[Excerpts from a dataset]
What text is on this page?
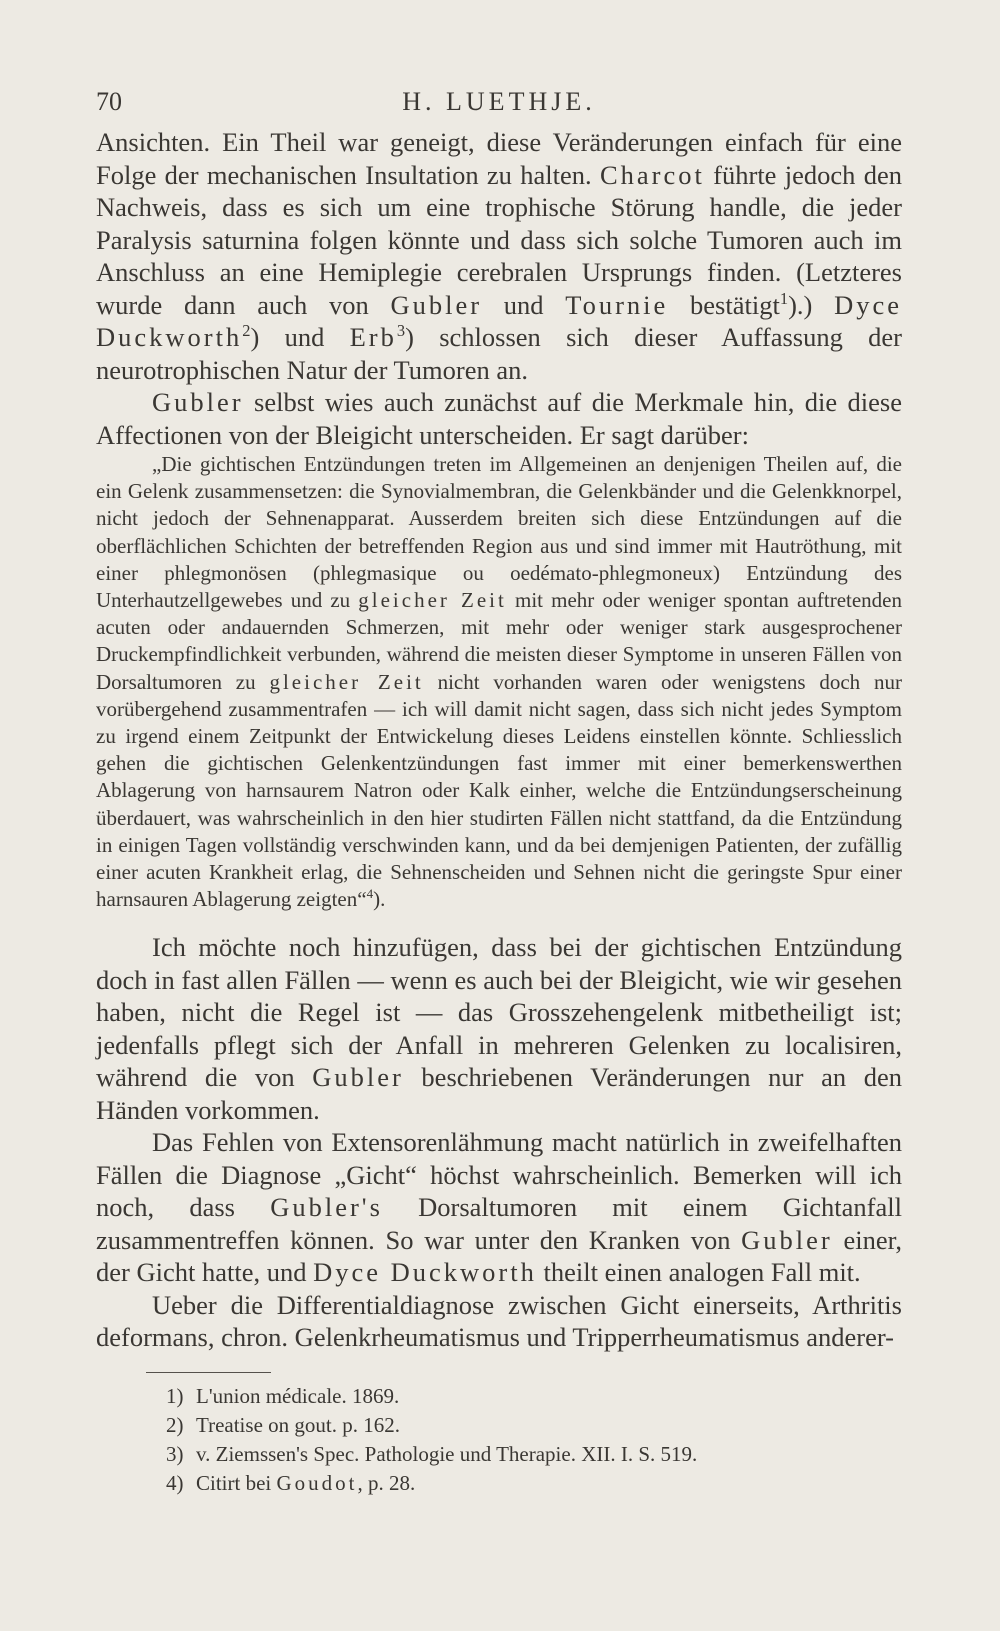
70	H. LUETHJE.

Ansichten. Ein Theil war geneigt, diese Veränderungen einfach für eine Folge der mechanischen Insultation zu halten. Charcot führte jedoch den Nachweis, dass es sich um eine trophische Störung handle, die jeder Paralysis saturnina folgen könnte und dass sich solche Tumoren auch im Anschluss an eine Hemiplegie cerebralen Ursprungs finden. (Letzteres wurde dann auch von Gubler und Tournie bestätigt$^1$).) Dyce Duckworth$^2$) und Erb$^3$) schlossen sich dieser Auffassung der neurotrophischen Natur der Tumoren an.

Gubler selbst wies auch zunächst auf die Merkmale hin, die diese Affectionen von der Bleigicht unterscheiden. Er sagt darüber:

„Die gichtischen Entzündungen treten im Allgemeinen an denjenigen Theilen auf, die ein Gelenk zusammensetzen: die Synovialmembran, die Gelenkbänder und die Gelenkknorpel, nicht jedoch der Sehnenapparat. Ausserdem breiten sich diese Entzündungen auf die oberflächlichen Schichten der betreffenden Region aus und sind immer mit Hautröthung, mit einer phlegmonösen (phlegmasique ou oedémato-phlegmoneux) Entzündung des Unterhautzellgewebes und zu gleicher Zeit mit mehr oder weniger spontan auftretenden acuten oder andauernden Schmerzen, mit mehr oder weniger stark ausgesprochener Druckempfindlichkeit verbunden, während die meisten dieser Symptome in unseren Fällen von Dorsaltumoren zu gleicher Zeit nicht vorhanden waren oder wenigstens doch nur vorübergehend zusammentrafen — ich will damit nicht sagen, dass sich nicht jedes Symptom zu irgend einem Zeitpunkt der Entwickelung dieses Leidens einstellen könnte. Schliesslich gehen die gichtischen Gelenkentzündungen fast immer mit einer bemerkenswerthen Ablagerung von harnsaurem Natron oder Kalk einher, welche die Entzündungserscheinung überdauert, was wahrscheinlich in den hier studirten Fällen nicht stattfand, da die Entzündung in einigen Tagen vollständig verschwinden kann, und da bei demjenigen Patienten, der zufällig einer acuten Krankheit erlag, die Sehnenscheiden und Sehnen nicht die geringste Spur einer harnsauren Ablagerung zeigten“$^4$).

Ich möchte noch hinzufügen, dass bei der gichtischen Entzündung doch in fast allen Fällen — wenn es auch bei der Bleigicht, wie wir gesehen haben, nicht die Regel ist — das Grosszehengelenk mitbetheiligt ist; jedenfalls pflegt sich der Anfall in mehreren Gelenken zu localisiren, während die von Gubler beschriebenen Veränderungen nur an den Händen vorkommen.

Das Fehlen von Extensorenlähmung macht natürlich in zweifelhaften Fällen die Diagnose „Gicht“ höchst wahrscheinlich. Bemerken will ich noch, dass Gubler's Dorsaltumoren mit einem Gichtanfall zusammentreffen können. So war unter den Kranken von Gubler einer, der Gicht hatte, und Dyce Duckworth theilt einen analogen Fall mit.

Ueber die Differentialdiagnose zwischen Gicht einerseits, Arthritis deformans, chron. Gelenkrheumatismus und Tripperrheumatismus anderer-

1) L'union médicale. 1869.
2) Treatise on gout. p. 162.
3) v. Ziemssen's Spec. Pathologie und Therapie. XII. I. S. 519.
4) Citirt bei Goudot, p. 28.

◆ **WHAT NEEDS TO BE DONE**:
Your answer must be an exact repeat of the records above, with the pictures left out.

◆ **EXERCISE RESULT**:
What text is on this page?
70	H. LUETHJE.

Ansichten. Ein Theil war geneigt, diese Veränderungen einfach für eine Folge der mechanischen Insultation zu halten. Charcot führte jedoch den Nachweis, dass es sich um eine trophische Störung handle, die jeder Paralysis saturnina folgen könnte und dass sich solche Tumoren auch im Anschluss an eine Hemiplegie cerebralen Ursprungs finden. (Letzteres wurde dann auch von Gubler und Tournie bestätigt$^1$).) Dyce Duckworth$^2$) und Erb$^3$) schlossen sich dieser Auffassung der neurotrophischen Natur der Tumoren an.

Gubler selbst wies auch zunächst auf die Merkmale hin, die diese Affectionen von der Bleigicht unterscheiden. Er sagt darüber:

„Die gichtischen Entzündungen treten im Allgemeinen an denjenigen Theilen auf, die ein Gelenk zusammensetzen: die Synovialmembran, die Gelenkbänder und die Gelenkknorpel, nicht jedoch der Sehnenapparat. Ausserdem breiten sich diese Entzündungen auf die oberflächlichen Schichten der betreffenden Region aus und sind immer mit Hautröthung, mit einer phlegmonösen (phlegmasique ou oedémato-phlegmoneux) Entzündung des Unterhautzellgewebes und zu gleicher Zeit mit mehr oder weniger spontan auftretenden acuten oder andauernden Schmerzen, mit mehr oder weniger stark ausgesprochener Druckempfindlichkeit verbunden, während die meisten dieser Symptome in unseren Fällen von Dorsaltumoren zu gleicher Zeit nicht vorhanden waren oder wenigstens doch nur vorübergehend zusammentrafen — ich will damit nicht sagen, dass sich nicht jedes Symptom zu irgend einem Zeitpunkt der Entwickelung dieses Leidens einstellen könnte. Schliesslich gehen die gichtischen Gelenkentzündungen fast immer mit einer bemerkenswerthen Ablagerung von harnsaurem Natron oder Kalk einher, welche die Entzündungserscheinung überdauert, was wahrscheinlich in den hier studirten Fällen nicht stattfand, da die Entzündung in einigen Tagen vollständig verschwinden kann, und da bei demjenigen Patienten, der zufällig einer acuten Krankheit erlag, die Sehnenscheiden und Sehnen nicht die geringste Spur einer harnsauren Ablagerung zeigten“$^4$).

Ich möchte noch hinzufügen, dass bei der gichtischen Entzündung doch in fast allen Fällen — wenn es auch bei der Bleigicht, wie wir gesehen haben, nicht die Regel ist — das Grosszehengelenk mitbetheiligt ist; jedenfalls pflegt sich der Anfall in mehreren Gelenken zu localisiren, während die von Gubler beschriebenen Veränderungen nur an den Händen vorkommen.

Das Fehlen von Extensorenlähmung macht natürlich in zweifelhaften Fällen die Diagnose „Gicht“ höchst wahrscheinlich. Bemerken will ich noch, dass Gubler's Dorsaltumoren mit einem Gichtanfall zusammentreffen können. So war unter den Kranken von Gubler einer, der Gicht hatte, und Dyce Duckworth theilt einen analogen Fall mit.

Ueber die Differentialdiagnose zwischen Gicht einerseits, Arthritis deformans, chron. Gelenkrheumatismus und Tripperrheumatismus anderer-

1) L'union médicale. 1869.
2) Treatise on gout. p. 162.
3) v. Ziemssen's Spec. Pathologie und Therapie. XII. I. S. 519.
4) Citirt bei Goudot, p. 28.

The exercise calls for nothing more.